**Aim:** Below are some records. Copy every line in them that holds "Conexão".

**Collection entries:**

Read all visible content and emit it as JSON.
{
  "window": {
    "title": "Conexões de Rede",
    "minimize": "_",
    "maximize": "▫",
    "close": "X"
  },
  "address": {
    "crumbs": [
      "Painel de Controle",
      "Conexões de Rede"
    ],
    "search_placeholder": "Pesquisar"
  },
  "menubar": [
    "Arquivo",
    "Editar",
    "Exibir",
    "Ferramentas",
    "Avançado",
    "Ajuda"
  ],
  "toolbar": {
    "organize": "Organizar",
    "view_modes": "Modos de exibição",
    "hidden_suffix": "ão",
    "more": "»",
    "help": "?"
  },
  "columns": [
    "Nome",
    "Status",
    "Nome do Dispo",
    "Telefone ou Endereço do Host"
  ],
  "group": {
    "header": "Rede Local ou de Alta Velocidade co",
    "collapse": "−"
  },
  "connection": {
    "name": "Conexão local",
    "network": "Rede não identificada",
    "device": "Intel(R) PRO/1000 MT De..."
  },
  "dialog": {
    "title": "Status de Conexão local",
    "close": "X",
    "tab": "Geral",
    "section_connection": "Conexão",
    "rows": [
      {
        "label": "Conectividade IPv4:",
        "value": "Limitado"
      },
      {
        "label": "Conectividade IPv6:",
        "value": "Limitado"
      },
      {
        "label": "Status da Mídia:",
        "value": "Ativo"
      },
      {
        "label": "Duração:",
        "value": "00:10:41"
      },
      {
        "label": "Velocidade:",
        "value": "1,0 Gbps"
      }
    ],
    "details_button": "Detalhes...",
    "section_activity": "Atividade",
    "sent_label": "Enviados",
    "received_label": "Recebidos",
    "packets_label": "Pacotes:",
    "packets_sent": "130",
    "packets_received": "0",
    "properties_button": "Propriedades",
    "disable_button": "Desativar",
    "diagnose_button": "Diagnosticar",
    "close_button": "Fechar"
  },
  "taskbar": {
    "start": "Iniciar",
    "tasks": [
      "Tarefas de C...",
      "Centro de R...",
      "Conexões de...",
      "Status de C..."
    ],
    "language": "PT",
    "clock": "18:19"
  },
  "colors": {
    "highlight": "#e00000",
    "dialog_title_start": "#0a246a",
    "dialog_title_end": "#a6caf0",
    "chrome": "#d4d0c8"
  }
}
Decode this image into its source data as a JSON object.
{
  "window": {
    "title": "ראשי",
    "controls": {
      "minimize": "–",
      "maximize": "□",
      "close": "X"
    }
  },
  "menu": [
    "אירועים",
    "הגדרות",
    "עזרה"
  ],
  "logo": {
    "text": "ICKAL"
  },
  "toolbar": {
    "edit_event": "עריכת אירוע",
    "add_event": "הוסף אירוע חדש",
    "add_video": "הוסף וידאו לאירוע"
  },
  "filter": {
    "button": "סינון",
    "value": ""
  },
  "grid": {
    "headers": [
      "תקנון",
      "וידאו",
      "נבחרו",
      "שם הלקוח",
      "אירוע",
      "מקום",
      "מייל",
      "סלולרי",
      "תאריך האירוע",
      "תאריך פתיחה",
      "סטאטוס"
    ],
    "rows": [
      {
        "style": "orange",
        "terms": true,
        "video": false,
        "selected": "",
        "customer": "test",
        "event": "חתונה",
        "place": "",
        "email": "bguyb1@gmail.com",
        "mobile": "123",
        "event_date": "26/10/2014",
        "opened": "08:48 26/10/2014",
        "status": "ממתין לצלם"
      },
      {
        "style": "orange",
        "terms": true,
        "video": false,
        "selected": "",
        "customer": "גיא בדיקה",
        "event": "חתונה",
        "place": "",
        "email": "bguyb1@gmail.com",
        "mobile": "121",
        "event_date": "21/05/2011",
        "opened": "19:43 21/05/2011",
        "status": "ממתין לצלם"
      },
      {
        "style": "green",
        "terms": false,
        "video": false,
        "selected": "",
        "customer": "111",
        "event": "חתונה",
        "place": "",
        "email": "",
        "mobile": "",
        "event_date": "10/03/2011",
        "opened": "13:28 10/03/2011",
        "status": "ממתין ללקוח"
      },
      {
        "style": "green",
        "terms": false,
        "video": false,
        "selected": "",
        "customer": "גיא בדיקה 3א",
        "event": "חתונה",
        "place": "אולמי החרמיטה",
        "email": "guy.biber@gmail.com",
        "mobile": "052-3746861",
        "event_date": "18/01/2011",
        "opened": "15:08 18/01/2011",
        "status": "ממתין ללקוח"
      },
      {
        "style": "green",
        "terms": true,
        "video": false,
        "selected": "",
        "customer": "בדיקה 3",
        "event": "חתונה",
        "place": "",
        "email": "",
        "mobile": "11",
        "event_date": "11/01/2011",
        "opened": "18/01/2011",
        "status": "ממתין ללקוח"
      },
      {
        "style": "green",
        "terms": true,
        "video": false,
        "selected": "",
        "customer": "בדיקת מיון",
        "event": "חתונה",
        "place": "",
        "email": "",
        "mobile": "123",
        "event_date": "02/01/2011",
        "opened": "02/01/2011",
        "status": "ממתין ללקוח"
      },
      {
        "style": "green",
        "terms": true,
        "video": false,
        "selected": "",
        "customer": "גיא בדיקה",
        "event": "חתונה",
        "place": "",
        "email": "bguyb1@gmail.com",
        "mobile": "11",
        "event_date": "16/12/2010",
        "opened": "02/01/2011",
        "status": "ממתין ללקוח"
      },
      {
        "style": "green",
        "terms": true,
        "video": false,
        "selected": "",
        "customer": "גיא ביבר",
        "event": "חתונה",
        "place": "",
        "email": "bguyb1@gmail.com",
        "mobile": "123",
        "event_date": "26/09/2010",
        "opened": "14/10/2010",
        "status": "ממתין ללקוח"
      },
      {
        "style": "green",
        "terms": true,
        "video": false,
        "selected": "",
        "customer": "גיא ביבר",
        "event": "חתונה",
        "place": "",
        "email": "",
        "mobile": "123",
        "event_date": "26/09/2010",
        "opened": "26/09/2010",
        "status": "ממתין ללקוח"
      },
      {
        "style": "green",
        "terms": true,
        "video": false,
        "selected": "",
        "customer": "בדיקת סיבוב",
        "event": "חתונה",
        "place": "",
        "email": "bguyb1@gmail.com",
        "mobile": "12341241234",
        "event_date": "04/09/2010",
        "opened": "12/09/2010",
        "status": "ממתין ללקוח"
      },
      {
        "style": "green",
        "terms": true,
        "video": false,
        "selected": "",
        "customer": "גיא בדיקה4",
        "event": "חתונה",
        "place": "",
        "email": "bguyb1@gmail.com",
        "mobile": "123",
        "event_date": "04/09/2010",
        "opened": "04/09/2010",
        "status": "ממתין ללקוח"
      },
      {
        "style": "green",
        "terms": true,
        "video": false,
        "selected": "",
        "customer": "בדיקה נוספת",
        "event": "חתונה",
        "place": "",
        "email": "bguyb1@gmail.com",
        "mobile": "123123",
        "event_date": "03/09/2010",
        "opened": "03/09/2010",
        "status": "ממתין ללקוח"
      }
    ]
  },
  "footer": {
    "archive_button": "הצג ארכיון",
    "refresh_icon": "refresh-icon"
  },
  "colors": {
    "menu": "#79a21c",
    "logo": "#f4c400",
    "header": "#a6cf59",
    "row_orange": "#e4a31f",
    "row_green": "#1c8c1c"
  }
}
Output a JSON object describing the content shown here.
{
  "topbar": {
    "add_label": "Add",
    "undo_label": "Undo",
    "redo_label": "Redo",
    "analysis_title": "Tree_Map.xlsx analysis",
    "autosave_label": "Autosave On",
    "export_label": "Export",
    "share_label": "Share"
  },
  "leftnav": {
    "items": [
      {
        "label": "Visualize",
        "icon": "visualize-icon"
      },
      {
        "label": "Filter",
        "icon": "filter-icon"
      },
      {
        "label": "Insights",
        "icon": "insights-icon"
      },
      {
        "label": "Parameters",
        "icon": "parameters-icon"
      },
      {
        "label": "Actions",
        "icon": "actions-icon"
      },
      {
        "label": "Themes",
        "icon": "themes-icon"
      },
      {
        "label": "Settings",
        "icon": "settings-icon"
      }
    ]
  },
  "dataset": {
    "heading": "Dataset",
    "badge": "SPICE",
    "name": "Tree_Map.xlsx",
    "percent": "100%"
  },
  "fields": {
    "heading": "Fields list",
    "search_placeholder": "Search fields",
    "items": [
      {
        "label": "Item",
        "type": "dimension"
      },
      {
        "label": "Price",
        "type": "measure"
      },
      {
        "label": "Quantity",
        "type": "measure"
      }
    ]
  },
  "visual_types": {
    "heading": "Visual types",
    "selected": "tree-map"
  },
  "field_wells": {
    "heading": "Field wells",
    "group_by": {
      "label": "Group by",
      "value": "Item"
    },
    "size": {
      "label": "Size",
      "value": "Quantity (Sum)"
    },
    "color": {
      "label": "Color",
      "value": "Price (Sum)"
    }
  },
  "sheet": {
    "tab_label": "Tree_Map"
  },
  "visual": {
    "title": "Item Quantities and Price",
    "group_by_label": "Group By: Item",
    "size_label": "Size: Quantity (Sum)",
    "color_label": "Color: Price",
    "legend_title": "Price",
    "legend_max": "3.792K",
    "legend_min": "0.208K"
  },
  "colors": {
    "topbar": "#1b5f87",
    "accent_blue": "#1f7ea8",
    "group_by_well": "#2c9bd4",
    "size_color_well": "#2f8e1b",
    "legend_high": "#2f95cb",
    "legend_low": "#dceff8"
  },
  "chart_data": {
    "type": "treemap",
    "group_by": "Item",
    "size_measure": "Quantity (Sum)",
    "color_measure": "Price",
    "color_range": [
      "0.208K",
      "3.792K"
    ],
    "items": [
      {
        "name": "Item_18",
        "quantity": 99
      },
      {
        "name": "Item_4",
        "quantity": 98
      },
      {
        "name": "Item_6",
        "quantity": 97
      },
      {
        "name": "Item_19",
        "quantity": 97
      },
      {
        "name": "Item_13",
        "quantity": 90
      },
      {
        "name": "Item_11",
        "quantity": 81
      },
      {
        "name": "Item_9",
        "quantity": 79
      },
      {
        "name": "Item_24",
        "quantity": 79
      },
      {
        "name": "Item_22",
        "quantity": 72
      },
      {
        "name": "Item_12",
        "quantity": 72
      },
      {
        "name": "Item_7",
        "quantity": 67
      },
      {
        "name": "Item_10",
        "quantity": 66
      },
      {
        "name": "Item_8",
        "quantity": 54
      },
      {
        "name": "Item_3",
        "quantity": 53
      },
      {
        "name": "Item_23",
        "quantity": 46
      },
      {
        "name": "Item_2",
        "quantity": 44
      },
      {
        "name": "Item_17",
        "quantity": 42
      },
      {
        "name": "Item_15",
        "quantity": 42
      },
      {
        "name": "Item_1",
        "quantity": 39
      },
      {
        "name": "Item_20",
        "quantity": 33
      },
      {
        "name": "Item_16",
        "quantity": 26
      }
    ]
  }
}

**Problem solution:**
    "name": "Conexão local",
    "title": "Status de Conexão local",
    "section_connection": "Conexão",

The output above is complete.